■ Provided entries ■

────────────────────────────────────────

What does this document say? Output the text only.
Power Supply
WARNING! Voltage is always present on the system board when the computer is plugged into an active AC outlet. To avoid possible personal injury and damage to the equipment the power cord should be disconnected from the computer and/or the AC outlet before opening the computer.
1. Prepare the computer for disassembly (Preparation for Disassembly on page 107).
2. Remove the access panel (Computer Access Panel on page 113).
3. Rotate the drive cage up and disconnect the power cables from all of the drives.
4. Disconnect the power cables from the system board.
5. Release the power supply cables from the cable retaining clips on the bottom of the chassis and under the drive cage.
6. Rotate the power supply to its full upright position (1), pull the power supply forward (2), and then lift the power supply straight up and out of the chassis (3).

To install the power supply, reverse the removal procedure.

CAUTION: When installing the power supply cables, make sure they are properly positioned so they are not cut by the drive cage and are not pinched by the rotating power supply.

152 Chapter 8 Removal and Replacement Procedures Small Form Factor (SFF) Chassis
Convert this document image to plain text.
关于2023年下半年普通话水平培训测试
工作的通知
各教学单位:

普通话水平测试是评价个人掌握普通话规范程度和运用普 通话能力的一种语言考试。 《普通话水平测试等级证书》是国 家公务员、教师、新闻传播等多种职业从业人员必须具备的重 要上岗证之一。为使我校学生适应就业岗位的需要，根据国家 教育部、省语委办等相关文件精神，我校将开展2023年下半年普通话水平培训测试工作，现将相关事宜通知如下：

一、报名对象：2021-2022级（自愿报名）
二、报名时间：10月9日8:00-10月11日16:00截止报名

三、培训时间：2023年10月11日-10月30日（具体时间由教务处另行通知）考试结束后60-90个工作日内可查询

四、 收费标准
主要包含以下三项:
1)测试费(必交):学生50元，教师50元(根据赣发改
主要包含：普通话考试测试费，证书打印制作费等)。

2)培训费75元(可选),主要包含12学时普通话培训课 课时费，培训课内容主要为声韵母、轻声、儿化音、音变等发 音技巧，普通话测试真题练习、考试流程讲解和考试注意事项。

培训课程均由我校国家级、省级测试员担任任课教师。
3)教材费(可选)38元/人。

────────────────────────────────────────

■ Work to do ■
Extract the complete listing verbatim.

■ Task output ■
What does this document say? Output the text only.
Power Supply
WARNING! Voltage is always present on the system board when the computer is plugged into an active AC outlet. To avoid possible personal injury and damage to the equipment the power cord should be disconnected from the computer and/or the AC outlet before opening the computer.
1. Prepare the computer for disassembly (Preparation for Disassembly on page 107).
2. Remove the access panel (Computer Access Panel on page 113).
3. Rotate the drive cage up and disconnect the power cables from all of the drives.
4. Disconnect the power cables from the system board.
5. Release the power supply cables from the cable retaining clips on the bottom of the chassis and under the drive cage.
6. Rotate the power supply to its full upright position (1), pull the power supply forward (2), and then lift the power supply straight up and out of the chassis (3).

To install the power supply, reverse the removal procedure.

CAUTION: When installing the power supply cables, make sure they are properly positioned so they are not cut by the drive cage and are not pinched by the rotating power supply.

152 Chapter 8 Removal and Replacement Procedures Small Form Factor (SFF) Chassis
Convert this document image to plain text.
关于2023年下半年普通话水平培训测试
工作的通知
各教学单位:

普通话水平测试是评价个人掌握普通话规范程度和运用普 通话能力的一种语言考试。 《普通话水平测试等级证书》是国 家公务员、教师、新闻传播等多种职业从业人员必须具备的重 要上岗证之一。为使我校学生适应就业岗位的需要，根据国家 教育部、省语委办等相关文件精神，我校将开展2023年下半年普通话水平培训测试工作，现将相关事宜通知如下：

一、报名对象：2021-2022级（自愿报名）
二、报名时间：10月9日8:00-10月11日16:00截止报名

三、培训时间：2023年10月11日-10月30日（具体时间由教务处另行通知）考试结束后60-90个工作日内可查询

四、 收费标准
主要包含以下三项:
1)测试费(必交):学生50元，教师50元(根据赣发改
主要包含：普通话考试测试费，证书打印制作费等)。

2)培训费75元(可选),主要包含12学时普通话培训课 课时费，培训课内容主要为声韵母、轻声、儿化音、音变等发 音技巧，普通话测试真题练习、考试流程讲解和考试注意事项。

培训课程均由我校国家级、省级测试员担任任课教师。
3)教材费(可选)38元/人。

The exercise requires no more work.